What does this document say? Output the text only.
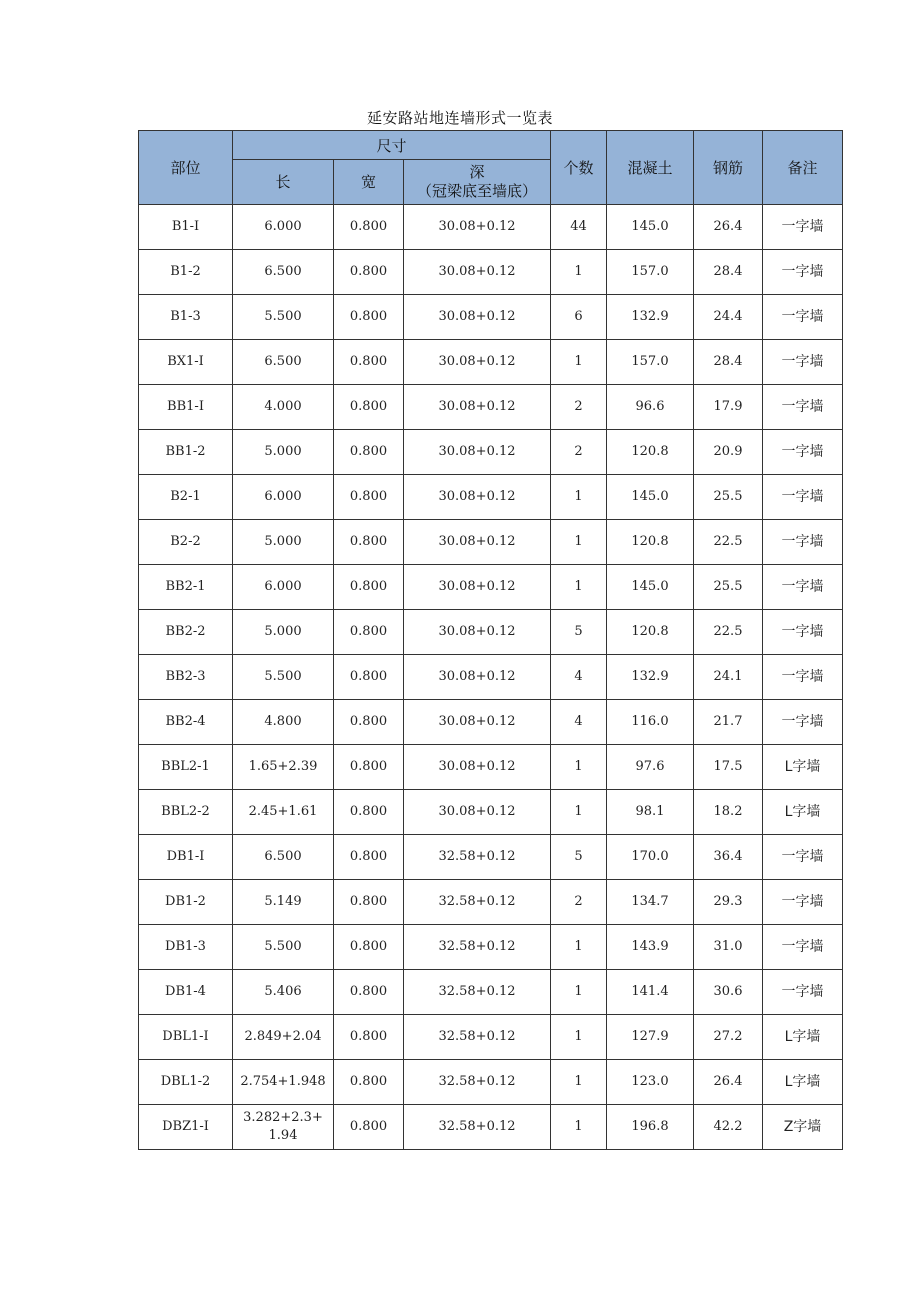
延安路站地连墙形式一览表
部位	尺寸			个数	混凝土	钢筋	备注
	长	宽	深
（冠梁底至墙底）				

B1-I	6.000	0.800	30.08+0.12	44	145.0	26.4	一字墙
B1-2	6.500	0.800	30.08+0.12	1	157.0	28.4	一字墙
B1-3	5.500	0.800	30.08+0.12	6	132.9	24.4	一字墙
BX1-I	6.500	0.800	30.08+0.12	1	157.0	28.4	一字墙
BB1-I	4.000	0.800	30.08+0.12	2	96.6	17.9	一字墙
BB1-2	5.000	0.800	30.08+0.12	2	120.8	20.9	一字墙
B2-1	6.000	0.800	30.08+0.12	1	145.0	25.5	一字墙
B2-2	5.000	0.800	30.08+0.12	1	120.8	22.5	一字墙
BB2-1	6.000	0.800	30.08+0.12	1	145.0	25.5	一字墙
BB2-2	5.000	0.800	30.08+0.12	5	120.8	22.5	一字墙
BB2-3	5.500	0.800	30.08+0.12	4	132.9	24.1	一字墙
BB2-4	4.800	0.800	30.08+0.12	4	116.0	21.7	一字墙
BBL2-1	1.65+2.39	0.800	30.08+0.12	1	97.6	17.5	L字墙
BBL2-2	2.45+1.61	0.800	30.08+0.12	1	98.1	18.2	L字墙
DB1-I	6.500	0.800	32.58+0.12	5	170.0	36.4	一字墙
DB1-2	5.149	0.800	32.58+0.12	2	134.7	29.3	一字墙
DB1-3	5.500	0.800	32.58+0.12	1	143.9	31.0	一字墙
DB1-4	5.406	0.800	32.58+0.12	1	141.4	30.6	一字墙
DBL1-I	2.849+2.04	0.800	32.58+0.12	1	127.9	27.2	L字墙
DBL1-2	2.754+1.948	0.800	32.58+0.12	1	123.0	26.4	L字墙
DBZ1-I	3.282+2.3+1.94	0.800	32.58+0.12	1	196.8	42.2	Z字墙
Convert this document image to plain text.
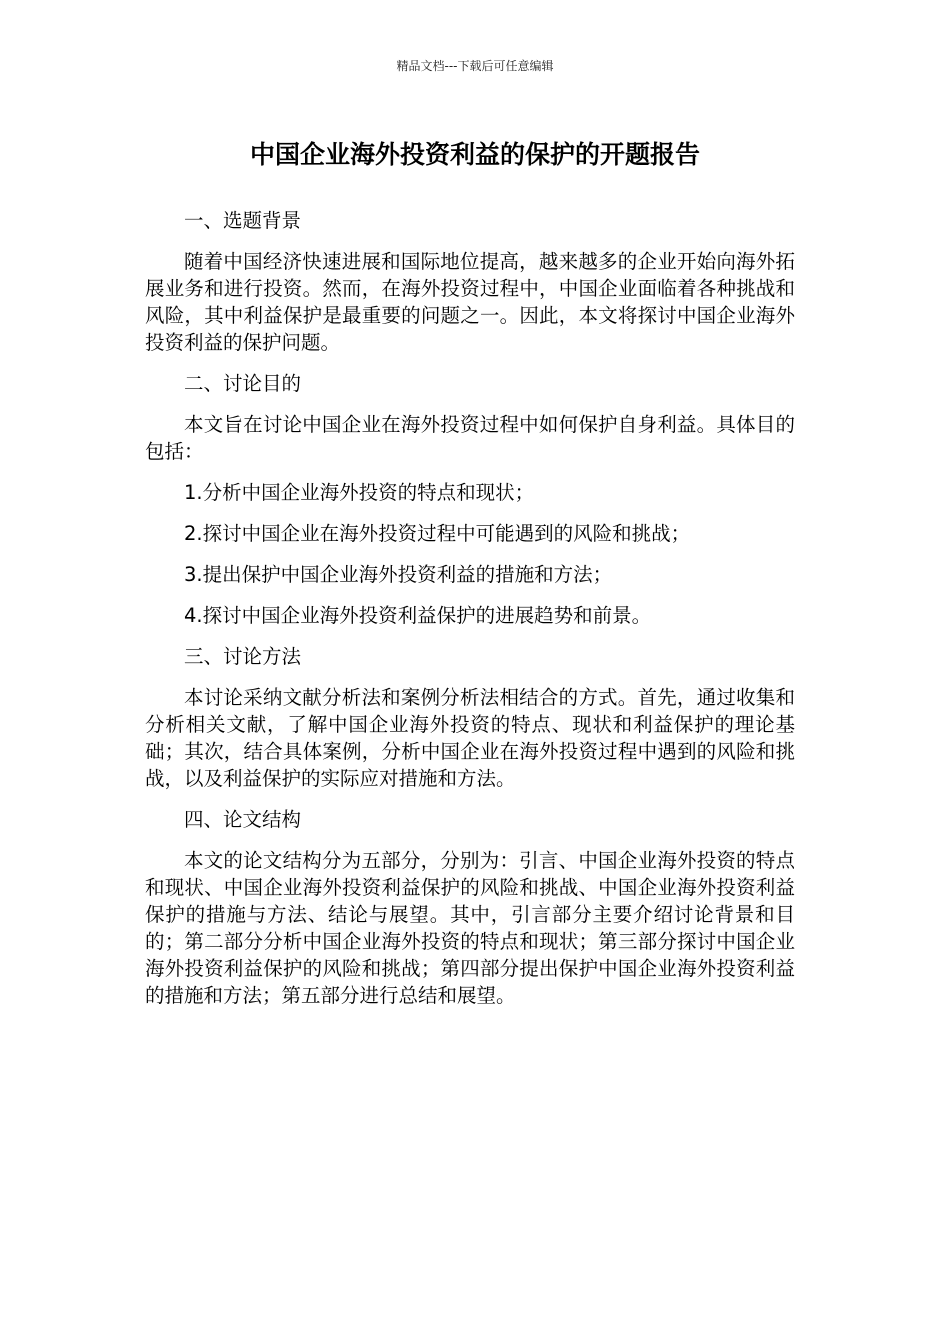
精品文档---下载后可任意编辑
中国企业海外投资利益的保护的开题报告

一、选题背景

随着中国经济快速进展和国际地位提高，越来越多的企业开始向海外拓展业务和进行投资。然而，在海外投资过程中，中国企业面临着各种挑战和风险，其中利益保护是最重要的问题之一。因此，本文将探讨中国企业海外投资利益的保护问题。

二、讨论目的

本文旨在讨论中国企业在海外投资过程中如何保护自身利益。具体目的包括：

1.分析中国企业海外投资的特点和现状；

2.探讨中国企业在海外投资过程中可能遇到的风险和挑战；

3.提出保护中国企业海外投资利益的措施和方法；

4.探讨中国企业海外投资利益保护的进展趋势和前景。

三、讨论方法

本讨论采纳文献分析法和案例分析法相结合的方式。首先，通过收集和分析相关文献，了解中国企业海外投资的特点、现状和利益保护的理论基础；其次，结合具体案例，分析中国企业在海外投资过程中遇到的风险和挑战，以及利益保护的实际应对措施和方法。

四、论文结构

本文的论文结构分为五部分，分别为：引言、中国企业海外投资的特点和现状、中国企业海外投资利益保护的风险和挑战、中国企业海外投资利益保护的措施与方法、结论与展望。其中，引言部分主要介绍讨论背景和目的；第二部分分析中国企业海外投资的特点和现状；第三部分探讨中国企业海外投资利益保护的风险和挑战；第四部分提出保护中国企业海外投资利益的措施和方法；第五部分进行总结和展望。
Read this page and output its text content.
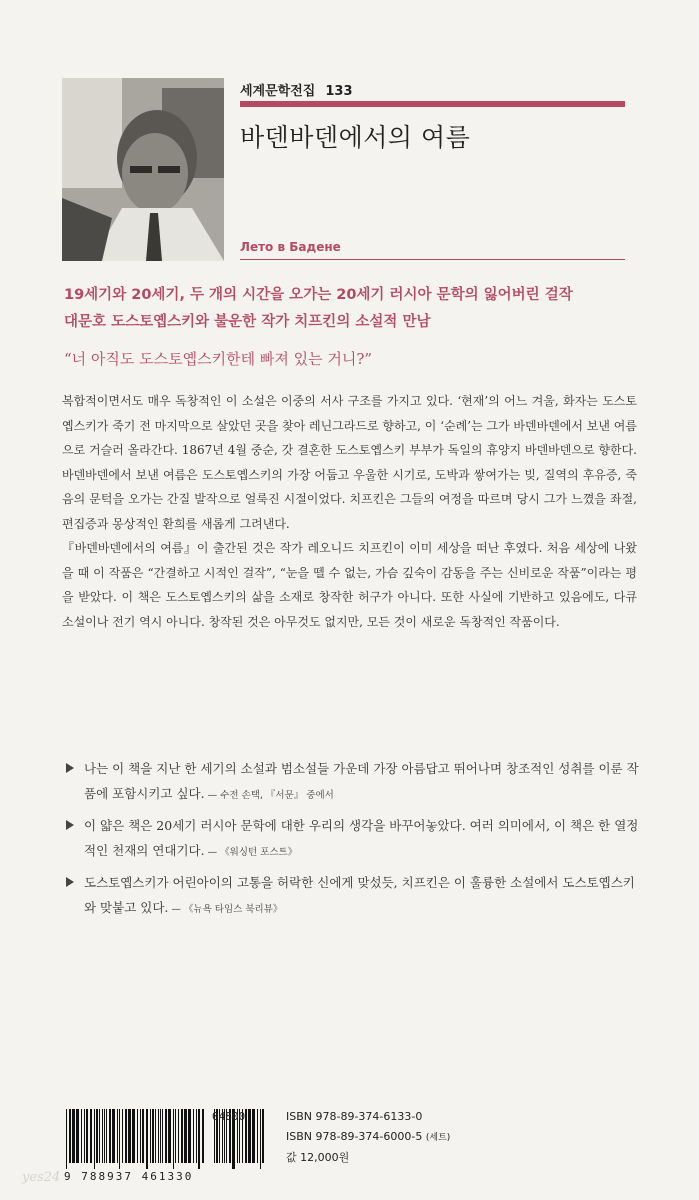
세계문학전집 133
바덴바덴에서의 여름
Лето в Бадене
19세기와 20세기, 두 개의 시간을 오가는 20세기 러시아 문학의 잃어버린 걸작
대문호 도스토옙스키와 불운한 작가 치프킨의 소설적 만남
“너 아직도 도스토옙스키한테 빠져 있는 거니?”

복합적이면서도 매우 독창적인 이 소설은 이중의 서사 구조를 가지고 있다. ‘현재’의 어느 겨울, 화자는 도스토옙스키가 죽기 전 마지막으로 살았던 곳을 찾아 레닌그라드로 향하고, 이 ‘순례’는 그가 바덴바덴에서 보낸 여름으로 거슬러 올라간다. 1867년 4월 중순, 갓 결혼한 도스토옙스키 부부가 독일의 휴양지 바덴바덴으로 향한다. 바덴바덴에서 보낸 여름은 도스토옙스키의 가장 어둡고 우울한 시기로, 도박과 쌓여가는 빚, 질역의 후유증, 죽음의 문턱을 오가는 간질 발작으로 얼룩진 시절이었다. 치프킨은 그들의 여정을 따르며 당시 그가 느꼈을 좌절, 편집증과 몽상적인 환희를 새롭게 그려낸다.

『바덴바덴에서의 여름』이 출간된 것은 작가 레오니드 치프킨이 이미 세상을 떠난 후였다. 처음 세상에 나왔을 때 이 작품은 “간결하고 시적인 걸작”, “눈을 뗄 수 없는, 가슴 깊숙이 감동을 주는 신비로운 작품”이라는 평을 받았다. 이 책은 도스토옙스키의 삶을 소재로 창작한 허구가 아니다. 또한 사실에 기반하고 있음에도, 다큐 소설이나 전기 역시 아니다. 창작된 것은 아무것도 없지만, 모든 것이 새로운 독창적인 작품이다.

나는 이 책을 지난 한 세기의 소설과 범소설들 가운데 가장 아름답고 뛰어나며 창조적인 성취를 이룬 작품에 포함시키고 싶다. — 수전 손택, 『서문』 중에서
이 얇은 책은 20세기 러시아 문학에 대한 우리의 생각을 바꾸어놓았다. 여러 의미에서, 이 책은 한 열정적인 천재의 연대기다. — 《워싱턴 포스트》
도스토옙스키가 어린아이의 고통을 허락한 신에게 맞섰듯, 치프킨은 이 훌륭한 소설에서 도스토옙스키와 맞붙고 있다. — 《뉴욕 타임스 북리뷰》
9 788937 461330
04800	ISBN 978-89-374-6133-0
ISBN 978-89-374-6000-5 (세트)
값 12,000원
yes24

════

Leave out all pictures, then copy the remaining material exactly.

What does this document say? Output the text only.
延安路站地连墙形式一览表
部位	尺寸			个数	混凝土	钢筋	备注
	长	宽	深
（冠梁底至墙底）				

B1-I	6.000	0.800	30.08+0.12	44	145.0	26.4	一字墙
B1-2	6.500	0.800	30.08+0.12	1	157.0	28.4	一字墙
B1-3	5.500	0.800	30.08+0.12	6	132.9	24.4	一字墙
BX1-I	6.500	0.800	30.08+0.12	1	157.0	28.4	一字墙
BB1-I	4.000	0.800	30.08+0.12	2	96.6	17.9	一字墙
BB1-2	5.000	0.800	30.08+0.12	2	120.8	20.9	一字墙
B2-1	6.000	0.800	30.08+0.12	1	145.0	25.5	一字墙
B2-2	5.000	0.800	30.08+0.12	1	120.8	22.5	一字墙
BB2-1	6.000	0.800	30.08+0.12	1	145.0	25.5	一字墙
BB2-2	5.000	0.800	30.08+0.12	5	120.8	22.5	一字墙
BB2-3	5.500	0.800	30.08+0.12	4	132.9	24.1	一字墙
BB2-4	4.800	0.800	30.08+0.12	4	116.0	21.7	一字墙
BBL2-1	1.65+2.39	0.800	30.08+0.12	1	97.6	17.5	L字墙
BBL2-2	2.45+1.61	0.800	30.08+0.12	1	98.1	18.2	L字墙
DB1-I	6.500	0.800	32.58+0.12	5	170.0	36.4	一字墙
DB1-2	5.149	0.800	32.58+0.12	2	134.7	29.3	一字墙
DB1-3	5.500	0.800	32.58+0.12	1	143.9	31.0	一字墙
DB1-4	5.406	0.800	32.58+0.12	1	141.4	30.6	一字墙
DBL1-I	2.849+2.04	0.800	32.58+0.12	1	127.9	27.2	L字墙
DBL1-2	2.754+1.948	0.800	32.58+0.12	1	123.0	26.4	L字墙
DBZ1-I	3.282+2.3+1.94	0.800	32.58+0.12	1	196.8	42.2	Z字墙
Convert this document image to plain text.
精品文档---下载后可任意编辑
中国企业海外投资利益的保护的开题报告

一、选题背景

随着中国经济快速进展和国际地位提高，越来越多的企业开始向海外拓展业务和进行投资。然而，在海外投资过程中，中国企业面临着各种挑战和风险，其中利益保护是最重要的问题之一。因此，本文将探讨中国企业海外投资利益的保护问题。

二、讨论目的

本文旨在讨论中国企业在海外投资过程中如何保护自身利益。具体目的包括：

1.分析中国企业海外投资的特点和现状；

2.探讨中国企业在海外投资过程中可能遇到的风险和挑战；

3.提出保护中国企业海外投资利益的措施和方法；

4.探讨中国企业海外投资利益保护的进展趋势和前景。

三、讨论方法

本讨论采纳文献分析法和案例分析法相结合的方式。首先，通过收集和分析相关文献，了解中国企业海外投资的特点、现状和利益保护的理论基础；其次，结合具体案例，分析中国企业在海外投资过程中遇到的风险和挑战，以及利益保护的实际应对措施和方法。

四、论文结构

本文的论文结构分为五部分，分别为：引言、中国企业海外投资的特点和现状、中国企业海外投资利益保护的风险和挑战、中国企业海外投资利益保护的措施与方法、结论与展望。其中，引言部分主要介绍讨论背景和目的；第二部分分析中国企业海外投资的特点和现状；第三部分探讨中国企业海外投资利益保护的风险和挑战；第四部分提出保护中国企业海外投资利益的措施和方法；第五部分进行总结和展望。
Read this page and output its text content.
세계문학전집 133
바덴바덴에서의 여름
Лето в Бадене
19세기와 20세기, 두 개의 시간을 오가는 20세기 러시아 문학의 잃어버린 걸작
대문호 도스토옙스키와 불운한 작가 치프킨의 소설적 만남
“너 아직도 도스토옙스키한테 빠져 있는 거니?”

복합적이면서도 매우 독창적인 이 소설은 이중의 서사 구조를 가지고 있다. ‘현재’의 어느 겨울, 화자는 도스토옙스키가 죽기 전 마지막으로 살았던 곳을 찾아 레닌그라드로 향하고, 이 ‘순례’는 그가 바덴바덴에서 보낸 여름으로 거슬러 올라간다. 1867년 4월 중순, 갓 결혼한 도스토옙스키 부부가 독일의 휴양지 바덴바덴으로 향한다. 바덴바덴에서 보낸 여름은 도스토옙스키의 가장 어둡고 우울한 시기로, 도박과 쌓여가는 빚, 질역의 후유증, 죽음의 문턱을 오가는 간질 발작으로 얼룩진 시절이었다. 치프킨은 그들의 여정을 따르며 당시 그가 느꼈을 좌절, 편집증과 몽상적인 환희를 새롭게 그려낸다.

『바덴바덴에서의 여름』이 출간된 것은 작가 레오니드 치프킨이 이미 세상을 떠난 후였다. 처음 세상에 나왔을 때 이 작품은 “간결하고 시적인 걸작”, “눈을 뗄 수 없는, 가슴 깊숙이 감동을 주는 신비로운 작품”이라는 평을 받았다. 이 책은 도스토옙스키의 삶을 소재로 창작한 허구가 아니다. 또한 사실에 기반하고 있음에도, 다큐 소설이나 전기 역시 아니다. 창작된 것은 아무것도 없지만, 모든 것이 새로운 독창적인 작품이다.

나는 이 책을 지난 한 세기의 소설과 범소설들 가운데 가장 아름답고 뛰어나며 창조적인 성취를 이룬 작품에 포함시키고 싶다. — 수전 손택, 『서문』 중에서
이 얇은 책은 20세기 러시아 문학에 대한 우리의 생각을 바꾸어놓았다. 여러 의미에서, 이 책은 한 열정적인 천재의 연대기다. — 《워싱턴 포스트》
도스토옙스키가 어린아이의 고통을 허락한 신에게 맞섰듯, 치프킨은 이 훌륭한 소설에서 도스토옙스키와 맞붙고 있다. — 《뉴욕 타임스 북리뷰》
9 788937 461330
04800	ISBN 978-89-374-6133-0
ISBN 978-89-374-6000-5 (세트)
값 12,000원
yes24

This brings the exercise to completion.